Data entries

=-=-=-=-=

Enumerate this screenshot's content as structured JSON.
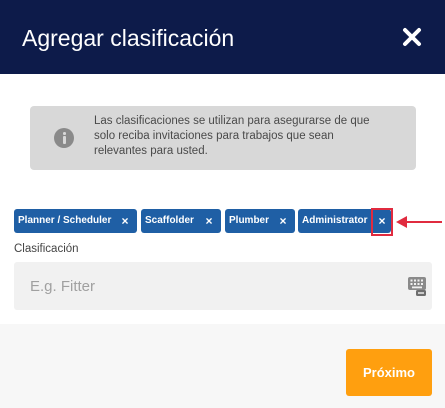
{
  "header": {
    "title": "Agregar clasificación",
    "close_icon": "close-icon"
  },
  "info": {
    "icon": "info-icon",
    "text": "Las clasificaciones se utilizan para asegurarse de que solo reciba invitaciones para trabajos que sean relevantes para usted."
  },
  "chips": [
    {
      "label": "Planner / Scheduler",
      "remove": "×"
    },
    {
      "label": "Scaffolder",
      "remove": "×"
    },
    {
      "label": "Plumber",
      "remove": "×"
    },
    {
      "label": "Administrator",
      "remove": "×"
    }
  ],
  "field": {
    "label": "Clasificación",
    "placeholder": "E.g. Fitter",
    "value": "",
    "icon": "keyboard-icon"
  },
  "footer": {
    "next_label": "Próximo"
  },
  "colors": {
    "header_bg": "#0d1b4a",
    "chip_bg": "#1f5fa5",
    "accent": "#ff9f0f",
    "highlight": "#e02b3f"
  }
}
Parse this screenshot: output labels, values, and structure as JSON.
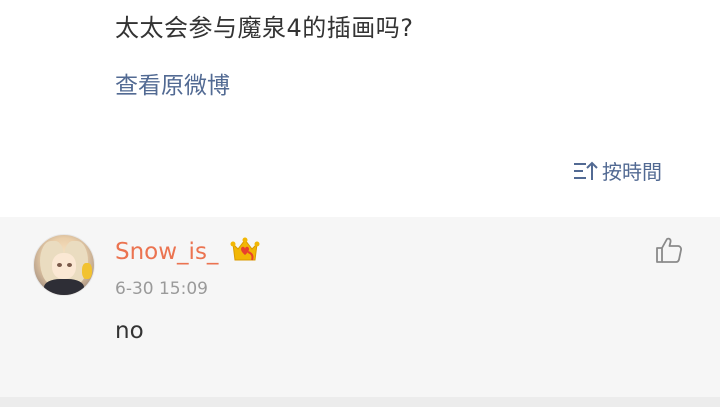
{
  "post": {
    "text": "太太会参与魔泉4的插画吗?",
    "view_original_label": "查看原微博"
  },
  "sort": {
    "label": "按時間",
    "icon": "sort-icon"
  },
  "comment": {
    "username": "Snow_is_",
    "timestamp": "6-30 15:09",
    "text": "no",
    "avatar_icon": "user-avatar",
    "badge_icon": "vip-crown-icon",
    "like_icon": "thumbs-up-icon"
  },
  "colors": {
    "link": "#526a93",
    "username": "#eb7350",
    "comment_bg": "#f6f6f6",
    "badge_gold": "#f2b705",
    "badge_red": "#e8412e"
  }
}
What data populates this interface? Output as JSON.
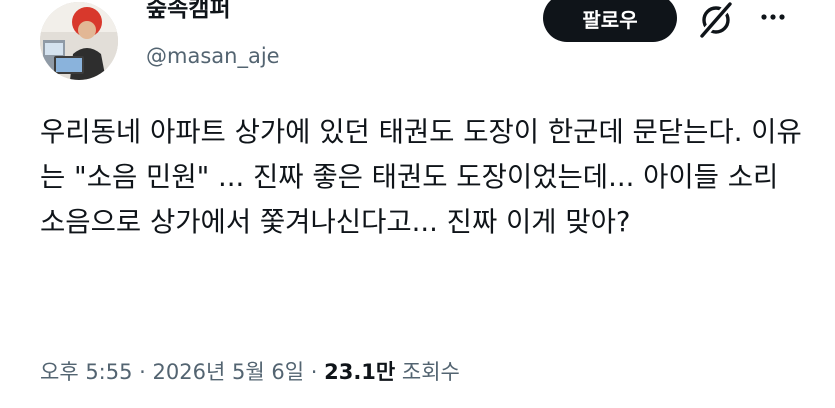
{
  "author": {
    "display_name": "숲속캠퍼",
    "handle": "@masan_aje",
    "avatar_icon": "avatar-photo"
  },
  "actions": {
    "follow_label": "팔로우",
    "grok_icon": "grok-icon",
    "more_icon": "more-icon"
  },
  "tweet": {
    "text": "우리동네 아파트 상가에 있던 태권도 도장이 한군데 문닫는다. 이유는 \"소음 민원\" ... 진짜 좋은 태권도 도장이었는데... 아이들 소리 소음으로 상가에서 쫓겨나신다고... 진짜 이게 맞아?"
  },
  "meta": {
    "time": "오후 5:55",
    "separator": "·",
    "date": "2026년 5월 6일",
    "views_count": "23.1만",
    "views_label": "조회수"
  },
  "colors": {
    "text_primary": "#0f1419",
    "text_secondary": "#536471",
    "button_bg": "#0f1419",
    "background": "#ffffff"
  }
}
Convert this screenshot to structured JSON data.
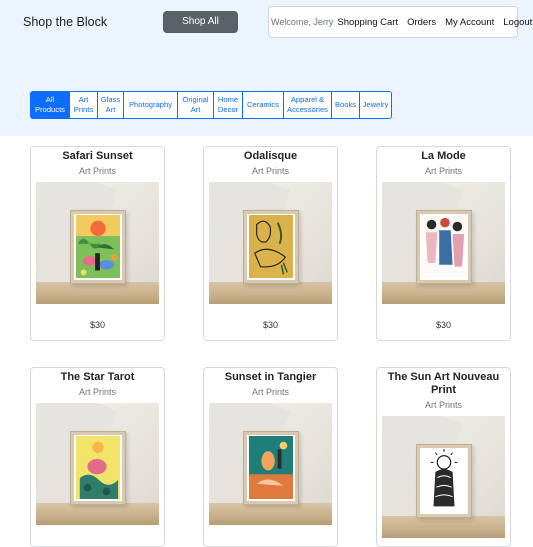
{
  "header": {
    "brand": "Shop the Block",
    "shop_all_label": "Shop All",
    "welcome": "Welcome, Jerry",
    "links": [
      "Shopping Cart",
      "Orders",
      "My Account",
      "Logout"
    ]
  },
  "categories": [
    {
      "line1": "All",
      "line2": "Products",
      "active": true
    },
    {
      "line1": "Art",
      "line2": "Prints"
    },
    {
      "line1": "Glass",
      "line2": "Art"
    },
    {
      "line1": "Photography",
      "line2": ""
    },
    {
      "line1": "Original",
      "line2": "Art"
    },
    {
      "line1": "Home",
      "line2": "Decor"
    },
    {
      "line1": "Ceramics",
      "line2": ""
    },
    {
      "line1": "Apparel &",
      "line2": "Accessories"
    },
    {
      "line1": "Books",
      "line2": ""
    },
    {
      "line1": "Jewelry",
      "line2": ""
    }
  ],
  "products": [
    {
      "title": "Safari Sunset",
      "category": "Art Prints",
      "price": "$30",
      "art": "safari"
    },
    {
      "title": "Odalisque",
      "category": "Art Prints",
      "price": "$30",
      "art": "odalisque"
    },
    {
      "title": "La Mode",
      "category": "Art Prints",
      "price": "$30",
      "art": "lamode"
    },
    {
      "title": "The Star Tarot",
      "category": "Art Prints",
      "price": "",
      "art": "startarot"
    },
    {
      "title": "Sunset in Tangier",
      "category": "Art Prints",
      "price": "",
      "art": "tangier"
    },
    {
      "title": "The Sun Art Nouveau Print",
      "category": "Art Prints",
      "price": "",
      "art": "sunnouveau"
    }
  ]
}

=-=-=-=-=

## [Work to do]
Every line above should be returned word for word, with the pictures left behind.

## [Complete answer]
Enumerate this screenshot's content as structured JSON.
{
  "header": {
    "title": "Agregar clasificación",
    "close_icon": "close-icon"
  },
  "info": {
    "icon": "info-icon",
    "text": "Las clasificaciones se utilizan para asegurarse de que solo reciba invitaciones para trabajos que sean relevantes para usted."
  },
  "chips": [
    {
      "label": "Planner / Scheduler",
      "remove": "×"
    },
    {
      "label": "Scaffolder",
      "remove": "×"
    },
    {
      "label": "Plumber",
      "remove": "×"
    },
    {
      "label": "Administrator",
      "remove": "×"
    }
  ],
  "field": {
    "label": "Clasificación",
    "placeholder": "E.g. Fitter",
    "value": "",
    "icon": "keyboard-icon"
  },
  "footer": {
    "next_label": "Próximo"
  },
  "colors": {
    "header_bg": "#0d1b4a",
    "chip_bg": "#1f5fa5",
    "accent": "#ff9f0f",
    "highlight": "#e02b3f"
  }
}
Parse this screenshot: output labels, values, and structure as JSON.
{
  "post": {
    "text": "太太会参与魔泉4的插画吗?",
    "view_original_label": "查看原微博"
  },
  "sort": {
    "label": "按時間",
    "icon": "sort-icon"
  },
  "comment": {
    "username": "Snow_is_",
    "timestamp": "6-30 15:09",
    "text": "no",
    "avatar_icon": "user-avatar",
    "badge_icon": "vip-crown-icon",
    "like_icon": "thumbs-up-icon"
  },
  "colors": {
    "link": "#526a93",
    "username": "#eb7350",
    "comment_bg": "#f6f6f6",
    "badge_gold": "#f2b705",
    "badge_red": "#e8412e"
  }
}
What data populates this interface? Output as JSON.
{
  "author": {
    "display_name": "숲속캠퍼",
    "handle": "@masan_aje",
    "avatar_icon": "avatar-photo"
  },
  "actions": {
    "follow_label": "팔로우",
    "grok_icon": "grok-icon",
    "more_icon": "more-icon"
  },
  "tweet": {
    "text": "우리동네 아파트 상가에 있던 태권도 도장이 한군데 문닫는다. 이유는 \"소음 민원\" ... 진짜 좋은 태권도 도장이었는데... 아이들 소리 소음으로 상가에서 쫓겨나신다고... 진짜 이게 맞아?"
  },
  "meta": {
    "time": "오후 5:55",
    "separator": "·",
    "date": "2026년 5월 6일",
    "views_count": "23.1만",
    "views_label": "조회수"
  },
  "colors": {
    "text_primary": "#0f1419",
    "text_secondary": "#536471",
    "button_bg": "#0f1419",
    "background": "#ffffff"
  }
}
Convert this screenshot to structured JSON data.
{
  "header": {
    "brand": "Shop the Block",
    "shop_all_label": "Shop All",
    "welcome": "Welcome, Jerry",
    "links": [
      "Shopping Cart",
      "Orders",
      "My Account",
      "Logout"
    ]
  },
  "categories": [
    {
      "line1": "All",
      "line2": "Products",
      "active": true
    },
    {
      "line1": "Art",
      "line2": "Prints"
    },
    {
      "line1": "Glass",
      "line2": "Art"
    },
    {
      "line1": "Photography",
      "line2": ""
    },
    {
      "line1": "Original",
      "line2": "Art"
    },
    {
      "line1": "Home",
      "line2": "Decor"
    },
    {
      "line1": "Ceramics",
      "line2": ""
    },
    {
      "line1": "Apparel &",
      "line2": "Accessories"
    },
    {
      "line1": "Books",
      "line2": ""
    },
    {
      "line1": "Jewelry",
      "line2": ""
    }
  ],
  "products": [
    {
      "title": "Safari Sunset",
      "category": "Art Prints",
      "price": "$30",
      "art": "safari"
    },
    {
      "title": "Odalisque",
      "category": "Art Prints",
      "price": "$30",
      "art": "odalisque"
    },
    {
      "title": "La Mode",
      "category": "Art Prints",
      "price": "$30",
      "art": "lamode"
    },
    {
      "title": "The Star Tarot",
      "category": "Art Prints",
      "price": "",
      "art": "startarot"
    },
    {
      "title": "Sunset in Tangier",
      "category": "Art Prints",
      "price": "",
      "art": "tangier"
    },
    {
      "title": "The Sun Art Nouveau Print",
      "category": "Art Prints",
      "price": "",
      "art": "sunnouveau"
    }
  ]
}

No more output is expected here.